Dataset rows:

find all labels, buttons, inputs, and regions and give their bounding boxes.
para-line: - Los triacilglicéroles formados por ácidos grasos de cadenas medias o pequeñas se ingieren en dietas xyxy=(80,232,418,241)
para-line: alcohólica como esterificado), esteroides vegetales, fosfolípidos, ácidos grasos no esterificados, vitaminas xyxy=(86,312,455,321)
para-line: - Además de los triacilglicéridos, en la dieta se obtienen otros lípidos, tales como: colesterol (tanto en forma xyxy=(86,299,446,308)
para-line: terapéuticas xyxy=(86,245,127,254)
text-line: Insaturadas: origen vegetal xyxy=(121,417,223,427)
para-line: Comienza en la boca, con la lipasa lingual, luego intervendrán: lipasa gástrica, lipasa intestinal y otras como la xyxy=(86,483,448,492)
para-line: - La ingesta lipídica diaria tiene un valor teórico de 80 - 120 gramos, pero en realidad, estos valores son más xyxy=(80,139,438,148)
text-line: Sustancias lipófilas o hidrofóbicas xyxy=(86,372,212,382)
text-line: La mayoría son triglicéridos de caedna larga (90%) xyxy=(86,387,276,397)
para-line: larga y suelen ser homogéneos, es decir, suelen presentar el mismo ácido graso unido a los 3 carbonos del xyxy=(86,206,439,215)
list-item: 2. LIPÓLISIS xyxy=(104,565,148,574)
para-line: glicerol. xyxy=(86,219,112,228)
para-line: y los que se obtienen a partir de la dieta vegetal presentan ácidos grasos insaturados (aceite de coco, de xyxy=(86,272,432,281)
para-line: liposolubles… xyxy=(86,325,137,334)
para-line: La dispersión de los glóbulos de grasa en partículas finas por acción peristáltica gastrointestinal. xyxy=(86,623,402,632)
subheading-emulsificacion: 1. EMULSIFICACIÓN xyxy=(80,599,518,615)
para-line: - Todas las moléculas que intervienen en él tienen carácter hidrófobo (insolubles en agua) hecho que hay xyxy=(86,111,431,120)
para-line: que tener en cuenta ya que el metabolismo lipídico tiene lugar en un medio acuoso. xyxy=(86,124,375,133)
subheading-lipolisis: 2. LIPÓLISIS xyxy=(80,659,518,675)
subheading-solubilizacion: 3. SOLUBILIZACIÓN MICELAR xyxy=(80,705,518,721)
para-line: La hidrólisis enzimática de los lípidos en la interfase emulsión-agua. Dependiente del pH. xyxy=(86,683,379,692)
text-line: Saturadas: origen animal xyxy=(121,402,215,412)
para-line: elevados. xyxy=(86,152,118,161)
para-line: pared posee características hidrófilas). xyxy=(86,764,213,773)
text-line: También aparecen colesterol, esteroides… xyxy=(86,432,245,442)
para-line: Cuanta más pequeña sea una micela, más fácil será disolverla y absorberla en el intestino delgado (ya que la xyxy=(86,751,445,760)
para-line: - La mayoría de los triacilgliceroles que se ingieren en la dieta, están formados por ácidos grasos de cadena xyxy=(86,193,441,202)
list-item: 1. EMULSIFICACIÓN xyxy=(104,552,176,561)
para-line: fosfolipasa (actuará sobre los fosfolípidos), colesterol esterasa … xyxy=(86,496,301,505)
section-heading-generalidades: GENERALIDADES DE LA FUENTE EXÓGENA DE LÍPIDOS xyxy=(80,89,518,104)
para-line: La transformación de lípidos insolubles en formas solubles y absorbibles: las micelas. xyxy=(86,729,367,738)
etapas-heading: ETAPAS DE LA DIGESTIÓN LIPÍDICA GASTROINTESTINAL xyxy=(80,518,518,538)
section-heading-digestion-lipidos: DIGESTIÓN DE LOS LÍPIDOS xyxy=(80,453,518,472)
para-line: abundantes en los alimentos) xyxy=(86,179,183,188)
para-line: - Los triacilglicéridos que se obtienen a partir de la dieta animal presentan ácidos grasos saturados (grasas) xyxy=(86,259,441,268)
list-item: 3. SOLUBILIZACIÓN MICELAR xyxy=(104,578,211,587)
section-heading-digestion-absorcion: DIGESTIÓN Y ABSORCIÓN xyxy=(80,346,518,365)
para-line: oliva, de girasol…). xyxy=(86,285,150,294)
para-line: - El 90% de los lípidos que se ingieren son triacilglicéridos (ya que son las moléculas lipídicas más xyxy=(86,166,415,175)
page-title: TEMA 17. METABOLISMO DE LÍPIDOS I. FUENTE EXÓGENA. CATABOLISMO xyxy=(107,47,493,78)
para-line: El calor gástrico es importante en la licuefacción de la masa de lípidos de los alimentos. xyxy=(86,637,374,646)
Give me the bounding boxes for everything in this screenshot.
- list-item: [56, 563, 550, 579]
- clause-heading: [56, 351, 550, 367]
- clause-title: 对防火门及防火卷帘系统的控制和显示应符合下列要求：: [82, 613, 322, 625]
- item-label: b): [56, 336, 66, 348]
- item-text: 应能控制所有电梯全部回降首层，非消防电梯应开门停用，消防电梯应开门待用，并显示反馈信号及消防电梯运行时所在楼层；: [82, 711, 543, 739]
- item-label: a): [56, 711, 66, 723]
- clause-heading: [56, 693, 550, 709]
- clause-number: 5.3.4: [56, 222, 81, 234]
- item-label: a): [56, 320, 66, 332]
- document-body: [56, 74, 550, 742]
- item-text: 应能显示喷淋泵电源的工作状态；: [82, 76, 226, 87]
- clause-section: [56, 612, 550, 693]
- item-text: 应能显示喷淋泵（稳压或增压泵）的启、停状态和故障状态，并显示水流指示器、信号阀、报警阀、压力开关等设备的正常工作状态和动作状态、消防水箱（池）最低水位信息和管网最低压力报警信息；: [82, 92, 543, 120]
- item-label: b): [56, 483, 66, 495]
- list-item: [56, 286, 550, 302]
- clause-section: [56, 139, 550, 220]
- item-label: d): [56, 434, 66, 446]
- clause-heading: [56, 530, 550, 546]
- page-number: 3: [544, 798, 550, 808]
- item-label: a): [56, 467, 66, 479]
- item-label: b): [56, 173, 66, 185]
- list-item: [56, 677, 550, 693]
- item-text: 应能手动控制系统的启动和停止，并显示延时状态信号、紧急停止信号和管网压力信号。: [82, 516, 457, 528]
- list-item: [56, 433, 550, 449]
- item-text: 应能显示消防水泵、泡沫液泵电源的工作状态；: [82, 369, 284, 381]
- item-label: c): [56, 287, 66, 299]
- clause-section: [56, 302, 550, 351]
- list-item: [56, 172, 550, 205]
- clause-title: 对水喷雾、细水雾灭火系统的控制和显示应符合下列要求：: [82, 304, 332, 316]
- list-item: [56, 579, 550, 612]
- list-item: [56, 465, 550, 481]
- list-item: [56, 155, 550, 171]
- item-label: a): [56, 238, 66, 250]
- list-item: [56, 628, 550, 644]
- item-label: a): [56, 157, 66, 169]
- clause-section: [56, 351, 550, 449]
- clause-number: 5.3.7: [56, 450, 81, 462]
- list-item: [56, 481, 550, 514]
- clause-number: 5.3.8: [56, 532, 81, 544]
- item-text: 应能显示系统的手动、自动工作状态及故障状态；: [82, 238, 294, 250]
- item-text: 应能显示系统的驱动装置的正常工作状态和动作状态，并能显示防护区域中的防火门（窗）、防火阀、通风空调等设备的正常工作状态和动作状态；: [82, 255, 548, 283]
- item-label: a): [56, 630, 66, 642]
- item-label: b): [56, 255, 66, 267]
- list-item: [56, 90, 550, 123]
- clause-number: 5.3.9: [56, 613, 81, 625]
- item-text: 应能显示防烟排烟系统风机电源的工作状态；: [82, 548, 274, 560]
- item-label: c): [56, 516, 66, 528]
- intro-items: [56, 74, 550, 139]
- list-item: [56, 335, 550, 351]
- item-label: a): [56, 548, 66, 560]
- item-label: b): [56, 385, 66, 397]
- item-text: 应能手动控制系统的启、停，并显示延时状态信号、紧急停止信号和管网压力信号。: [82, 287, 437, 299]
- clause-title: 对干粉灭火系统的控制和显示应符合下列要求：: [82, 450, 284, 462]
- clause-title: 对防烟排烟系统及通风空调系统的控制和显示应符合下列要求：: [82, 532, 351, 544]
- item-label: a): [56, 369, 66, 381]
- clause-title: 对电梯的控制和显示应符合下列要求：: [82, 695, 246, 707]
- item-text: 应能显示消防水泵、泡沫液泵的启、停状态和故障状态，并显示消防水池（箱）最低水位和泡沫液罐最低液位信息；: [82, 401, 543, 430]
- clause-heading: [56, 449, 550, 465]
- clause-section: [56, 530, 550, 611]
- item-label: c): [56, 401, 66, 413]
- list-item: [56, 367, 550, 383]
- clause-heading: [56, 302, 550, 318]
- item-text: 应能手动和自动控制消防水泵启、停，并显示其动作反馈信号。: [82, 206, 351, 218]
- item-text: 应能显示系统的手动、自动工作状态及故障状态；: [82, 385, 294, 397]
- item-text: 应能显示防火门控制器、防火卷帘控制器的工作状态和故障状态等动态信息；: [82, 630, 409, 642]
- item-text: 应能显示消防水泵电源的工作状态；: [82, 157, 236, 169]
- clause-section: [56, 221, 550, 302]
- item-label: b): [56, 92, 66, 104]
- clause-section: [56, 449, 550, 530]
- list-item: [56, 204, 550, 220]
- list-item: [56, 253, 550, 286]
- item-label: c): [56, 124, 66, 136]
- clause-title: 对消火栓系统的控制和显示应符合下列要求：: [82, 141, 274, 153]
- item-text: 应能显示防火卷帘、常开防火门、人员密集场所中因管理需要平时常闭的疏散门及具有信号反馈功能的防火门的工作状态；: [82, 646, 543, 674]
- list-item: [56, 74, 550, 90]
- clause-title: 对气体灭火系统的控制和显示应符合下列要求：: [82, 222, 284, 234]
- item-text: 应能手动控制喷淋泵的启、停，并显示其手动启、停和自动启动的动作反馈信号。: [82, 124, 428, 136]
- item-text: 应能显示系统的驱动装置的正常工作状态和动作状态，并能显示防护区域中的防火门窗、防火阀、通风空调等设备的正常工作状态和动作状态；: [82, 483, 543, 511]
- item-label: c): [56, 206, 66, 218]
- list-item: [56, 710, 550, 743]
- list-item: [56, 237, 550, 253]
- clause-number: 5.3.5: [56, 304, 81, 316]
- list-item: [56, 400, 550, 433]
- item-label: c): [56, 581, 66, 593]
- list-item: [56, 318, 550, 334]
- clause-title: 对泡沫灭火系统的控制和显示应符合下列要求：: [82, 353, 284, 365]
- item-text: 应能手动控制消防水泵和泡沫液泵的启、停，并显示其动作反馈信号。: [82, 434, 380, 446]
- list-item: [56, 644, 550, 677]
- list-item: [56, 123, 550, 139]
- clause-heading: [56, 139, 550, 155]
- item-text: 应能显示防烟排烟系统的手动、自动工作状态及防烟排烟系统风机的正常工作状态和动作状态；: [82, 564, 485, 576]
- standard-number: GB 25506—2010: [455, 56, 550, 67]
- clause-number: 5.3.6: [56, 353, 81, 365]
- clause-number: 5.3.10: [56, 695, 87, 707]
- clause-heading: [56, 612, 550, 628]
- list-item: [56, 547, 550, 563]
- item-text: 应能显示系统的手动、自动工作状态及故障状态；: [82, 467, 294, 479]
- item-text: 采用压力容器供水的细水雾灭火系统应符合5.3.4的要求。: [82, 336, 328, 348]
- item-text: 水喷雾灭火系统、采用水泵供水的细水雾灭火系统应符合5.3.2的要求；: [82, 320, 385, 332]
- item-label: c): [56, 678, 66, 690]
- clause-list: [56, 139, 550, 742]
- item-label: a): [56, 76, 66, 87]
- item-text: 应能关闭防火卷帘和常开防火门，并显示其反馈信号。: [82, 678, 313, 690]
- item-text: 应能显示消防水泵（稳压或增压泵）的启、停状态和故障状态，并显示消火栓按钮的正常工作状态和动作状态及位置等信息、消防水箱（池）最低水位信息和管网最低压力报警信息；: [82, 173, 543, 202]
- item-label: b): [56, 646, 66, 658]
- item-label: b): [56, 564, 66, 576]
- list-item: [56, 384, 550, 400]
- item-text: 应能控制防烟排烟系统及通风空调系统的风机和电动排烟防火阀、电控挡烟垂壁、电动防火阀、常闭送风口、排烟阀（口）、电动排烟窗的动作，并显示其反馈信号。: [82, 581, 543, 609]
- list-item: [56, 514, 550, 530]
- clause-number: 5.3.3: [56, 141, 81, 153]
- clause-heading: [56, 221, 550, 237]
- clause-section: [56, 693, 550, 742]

Job:
Can you repeat the data from its first line through the line containing "para-line: alcohólica como", substituting "comidas" for "dietas" and keeping everything else unchanged?

Correct output:
find all labels, buttons, inputs, and regions and give their bounding boxes.
para-line: - Los triacilglicéroles formados por ácidos grasos de cadenas medias o pequeñas se ingieren en comidas xyxy=(80,232,418,241)
para-line: alcohólica como esterificado), esteroides vegetales, fosfolípidos, ácidos grasos no esterificados, vitaminas xyxy=(86,312,455,321)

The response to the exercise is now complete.